Directions: Copy each line with the word "opinion" in it.

Saved entries:
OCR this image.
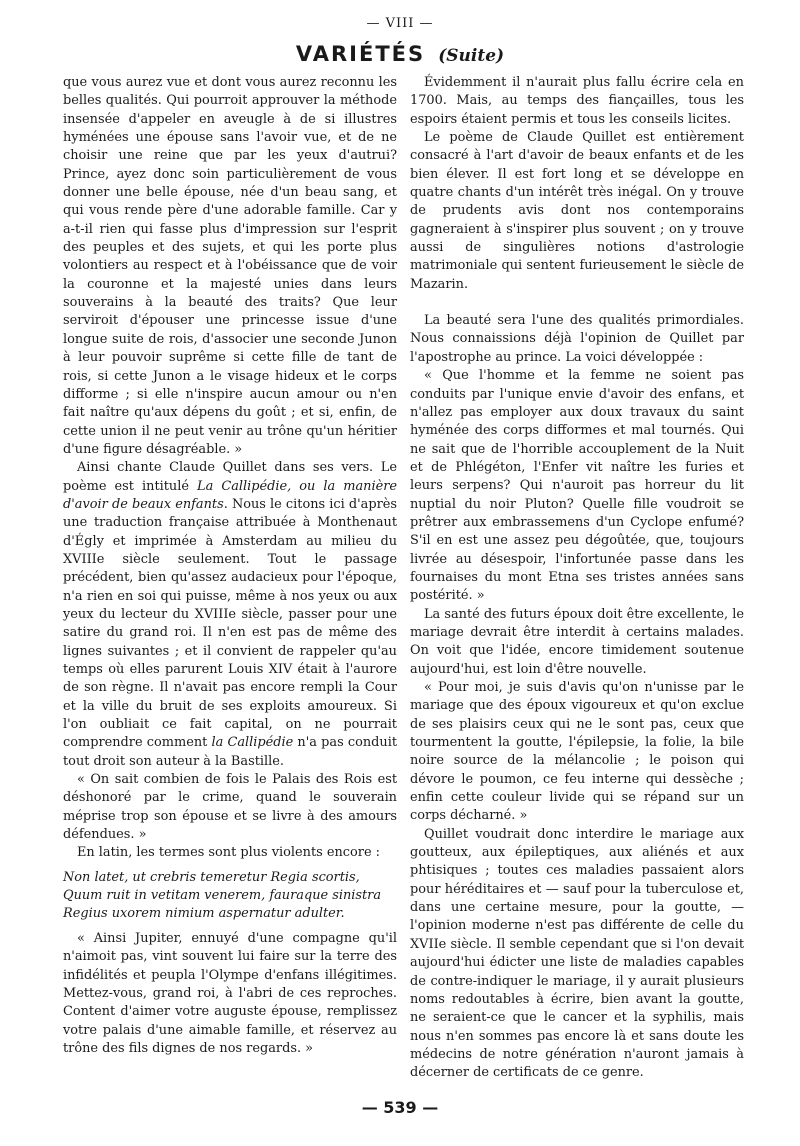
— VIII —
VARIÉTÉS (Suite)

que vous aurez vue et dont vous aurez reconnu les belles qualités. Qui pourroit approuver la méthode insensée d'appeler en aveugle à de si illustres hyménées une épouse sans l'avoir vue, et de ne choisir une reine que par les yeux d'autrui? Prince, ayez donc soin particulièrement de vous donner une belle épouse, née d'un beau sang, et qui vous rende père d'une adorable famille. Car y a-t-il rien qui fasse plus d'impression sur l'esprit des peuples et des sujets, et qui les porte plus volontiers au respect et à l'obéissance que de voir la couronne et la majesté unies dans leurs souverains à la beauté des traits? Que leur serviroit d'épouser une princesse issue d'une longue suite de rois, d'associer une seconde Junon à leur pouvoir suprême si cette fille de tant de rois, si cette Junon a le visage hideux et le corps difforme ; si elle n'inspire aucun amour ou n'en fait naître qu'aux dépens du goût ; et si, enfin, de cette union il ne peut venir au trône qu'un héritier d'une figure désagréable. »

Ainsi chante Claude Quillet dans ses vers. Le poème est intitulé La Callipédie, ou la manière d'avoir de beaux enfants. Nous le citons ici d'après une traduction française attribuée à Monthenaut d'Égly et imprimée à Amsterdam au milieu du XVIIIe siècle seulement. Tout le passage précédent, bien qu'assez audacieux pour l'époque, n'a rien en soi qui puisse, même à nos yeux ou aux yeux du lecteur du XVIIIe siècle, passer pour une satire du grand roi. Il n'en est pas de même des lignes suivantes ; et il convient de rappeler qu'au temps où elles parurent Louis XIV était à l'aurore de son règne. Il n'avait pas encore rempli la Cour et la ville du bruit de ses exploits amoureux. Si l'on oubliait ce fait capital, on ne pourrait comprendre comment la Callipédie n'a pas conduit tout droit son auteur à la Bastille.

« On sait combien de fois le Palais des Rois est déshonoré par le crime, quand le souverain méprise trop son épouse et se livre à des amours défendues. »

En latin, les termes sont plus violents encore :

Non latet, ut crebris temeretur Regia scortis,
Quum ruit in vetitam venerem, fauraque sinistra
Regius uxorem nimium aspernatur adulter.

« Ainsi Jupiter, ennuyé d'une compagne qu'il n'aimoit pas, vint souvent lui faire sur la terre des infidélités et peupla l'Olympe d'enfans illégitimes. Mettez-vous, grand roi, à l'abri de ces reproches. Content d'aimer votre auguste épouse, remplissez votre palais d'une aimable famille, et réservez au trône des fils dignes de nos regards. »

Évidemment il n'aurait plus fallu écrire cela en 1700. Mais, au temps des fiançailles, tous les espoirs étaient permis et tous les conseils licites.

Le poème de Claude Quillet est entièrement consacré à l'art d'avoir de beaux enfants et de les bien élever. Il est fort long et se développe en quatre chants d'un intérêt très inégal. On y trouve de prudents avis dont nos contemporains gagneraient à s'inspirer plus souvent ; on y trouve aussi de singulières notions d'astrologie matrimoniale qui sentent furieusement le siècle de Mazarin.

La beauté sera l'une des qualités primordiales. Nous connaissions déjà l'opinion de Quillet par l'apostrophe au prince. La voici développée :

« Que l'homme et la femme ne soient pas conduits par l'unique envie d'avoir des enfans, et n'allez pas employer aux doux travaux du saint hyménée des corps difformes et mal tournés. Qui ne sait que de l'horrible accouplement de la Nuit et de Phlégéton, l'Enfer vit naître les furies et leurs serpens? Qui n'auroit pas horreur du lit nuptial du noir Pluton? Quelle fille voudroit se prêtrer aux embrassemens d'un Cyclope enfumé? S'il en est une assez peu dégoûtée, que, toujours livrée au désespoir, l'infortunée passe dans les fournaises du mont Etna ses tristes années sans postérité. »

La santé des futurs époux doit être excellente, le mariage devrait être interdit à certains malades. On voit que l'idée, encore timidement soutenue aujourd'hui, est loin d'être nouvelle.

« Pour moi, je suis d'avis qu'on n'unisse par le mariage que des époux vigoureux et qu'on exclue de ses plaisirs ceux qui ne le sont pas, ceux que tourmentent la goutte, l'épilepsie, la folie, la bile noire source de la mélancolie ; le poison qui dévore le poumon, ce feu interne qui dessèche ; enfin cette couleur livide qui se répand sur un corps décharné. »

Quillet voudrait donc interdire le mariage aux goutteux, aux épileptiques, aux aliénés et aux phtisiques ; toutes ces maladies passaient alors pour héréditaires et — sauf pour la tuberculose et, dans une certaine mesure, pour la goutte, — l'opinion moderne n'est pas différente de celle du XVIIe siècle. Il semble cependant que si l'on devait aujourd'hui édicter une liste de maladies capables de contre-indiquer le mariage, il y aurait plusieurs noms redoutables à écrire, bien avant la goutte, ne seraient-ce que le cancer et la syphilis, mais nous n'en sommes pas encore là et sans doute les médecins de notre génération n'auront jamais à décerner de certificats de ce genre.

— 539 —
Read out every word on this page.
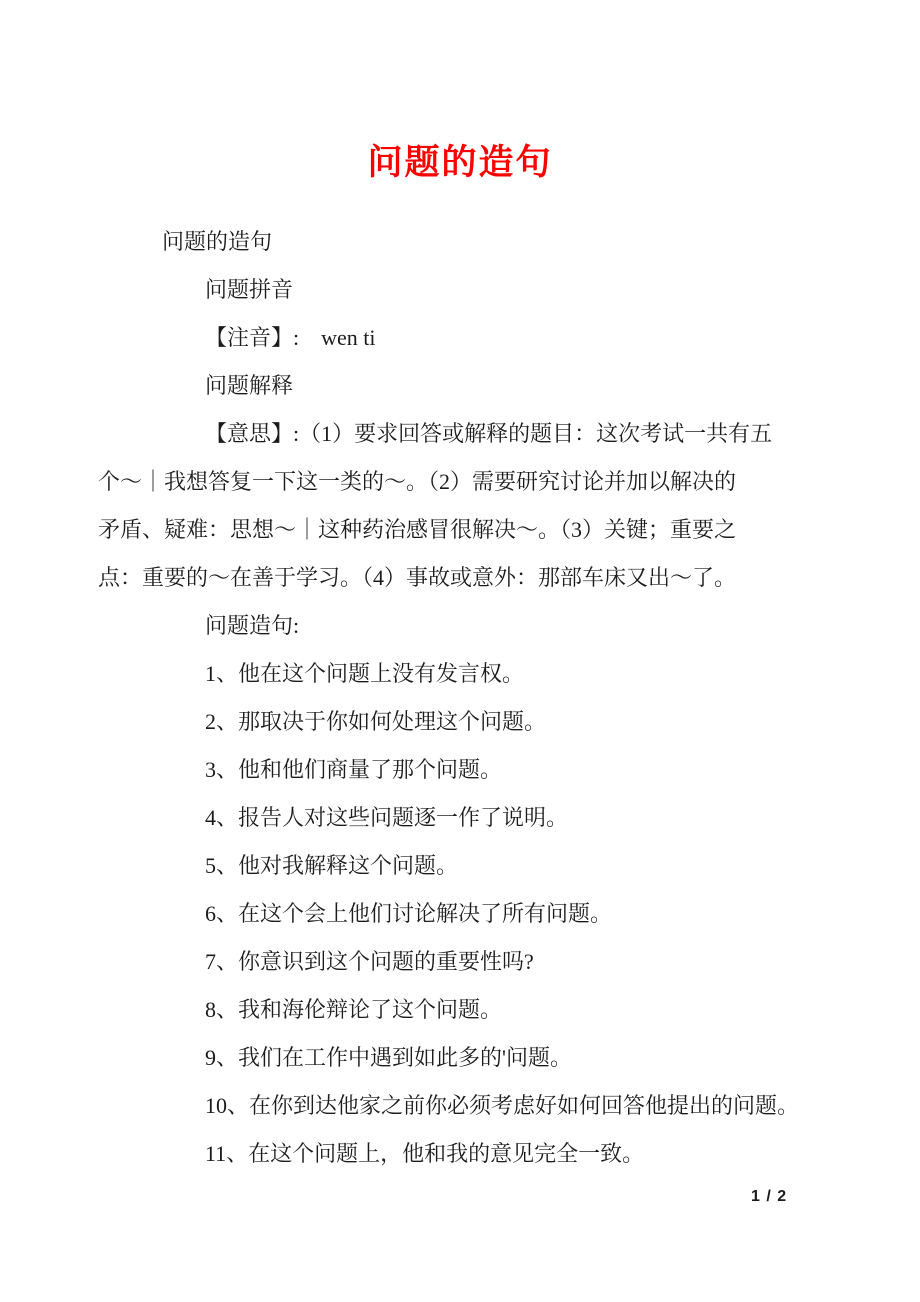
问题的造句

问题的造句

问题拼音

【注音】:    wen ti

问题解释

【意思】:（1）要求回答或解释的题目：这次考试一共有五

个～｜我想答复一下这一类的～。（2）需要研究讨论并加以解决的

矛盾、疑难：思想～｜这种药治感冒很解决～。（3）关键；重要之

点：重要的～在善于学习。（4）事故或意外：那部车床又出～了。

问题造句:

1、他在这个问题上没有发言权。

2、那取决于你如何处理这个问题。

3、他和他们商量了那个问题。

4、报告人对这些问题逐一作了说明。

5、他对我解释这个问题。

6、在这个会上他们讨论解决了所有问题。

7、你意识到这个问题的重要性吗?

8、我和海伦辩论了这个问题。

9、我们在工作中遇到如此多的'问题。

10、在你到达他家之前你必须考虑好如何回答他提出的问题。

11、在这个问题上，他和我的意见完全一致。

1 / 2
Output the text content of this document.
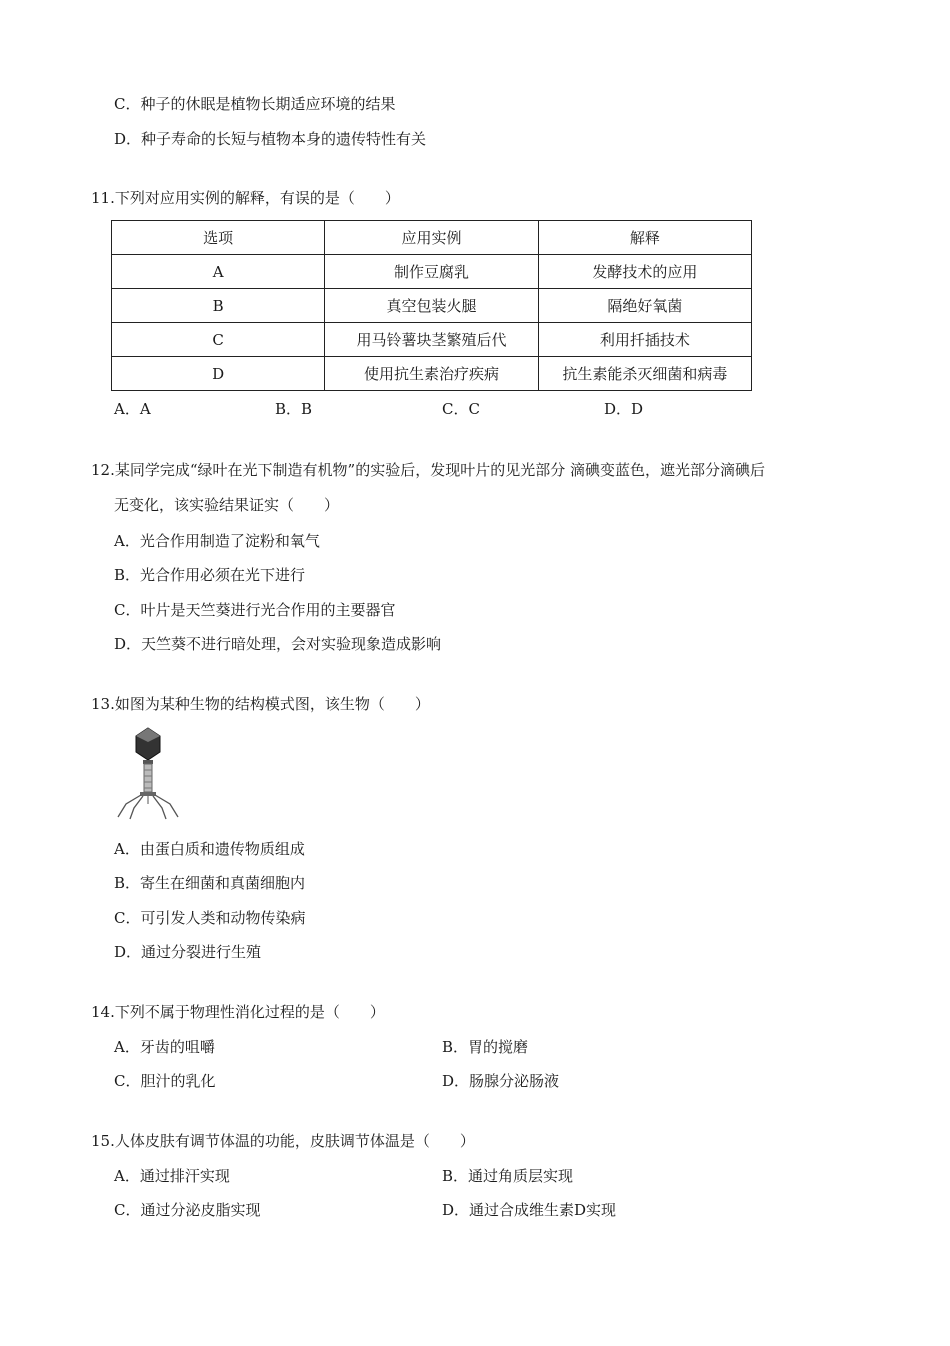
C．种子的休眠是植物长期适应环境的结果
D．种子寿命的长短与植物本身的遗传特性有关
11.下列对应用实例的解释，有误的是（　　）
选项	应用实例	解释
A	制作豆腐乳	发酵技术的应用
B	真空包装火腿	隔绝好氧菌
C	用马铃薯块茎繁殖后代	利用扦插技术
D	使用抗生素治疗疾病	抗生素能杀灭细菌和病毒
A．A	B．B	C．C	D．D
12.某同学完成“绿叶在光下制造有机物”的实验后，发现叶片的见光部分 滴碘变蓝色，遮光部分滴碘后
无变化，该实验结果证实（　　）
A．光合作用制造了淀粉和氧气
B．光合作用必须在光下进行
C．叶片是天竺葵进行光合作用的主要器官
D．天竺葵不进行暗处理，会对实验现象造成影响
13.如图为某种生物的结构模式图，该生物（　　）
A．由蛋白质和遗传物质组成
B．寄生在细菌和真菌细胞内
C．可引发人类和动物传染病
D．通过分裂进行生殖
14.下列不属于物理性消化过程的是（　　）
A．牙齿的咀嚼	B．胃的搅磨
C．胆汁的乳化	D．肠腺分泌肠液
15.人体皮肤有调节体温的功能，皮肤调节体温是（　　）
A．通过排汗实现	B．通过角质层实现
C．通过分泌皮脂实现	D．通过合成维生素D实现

Answer in full:
La beauté sera l'une des qualités primordiales. Nous connaissions déjà l'opinion de Quillet par l'apostrophe au prince. La voici développée :
Quillet voudrait donc interdire le mariage aux goutteux, aux épileptiques, aux aliénés et aux phtisiques ; toutes ces maladies passaient alors pour héréditaires et — sauf pour la tuberculose et, dans une certaine mesure, pour la goutte, — l'opinion moderne n'est pas différente de celle du XVIIe siècle. Il semble cependant que si l'on devait aujourd'hui édicter une liste de maladies capables de contre-indiquer le mariage, il y aurait plusieurs noms redoutables à écrire, bien avant la goutte, ne seraient-ce que le cancer et la syphilis, mais nous n'en sommes pas encore là et sans doute les médecins de notre génération n'auront jamais à décerner de certificats de ce genre.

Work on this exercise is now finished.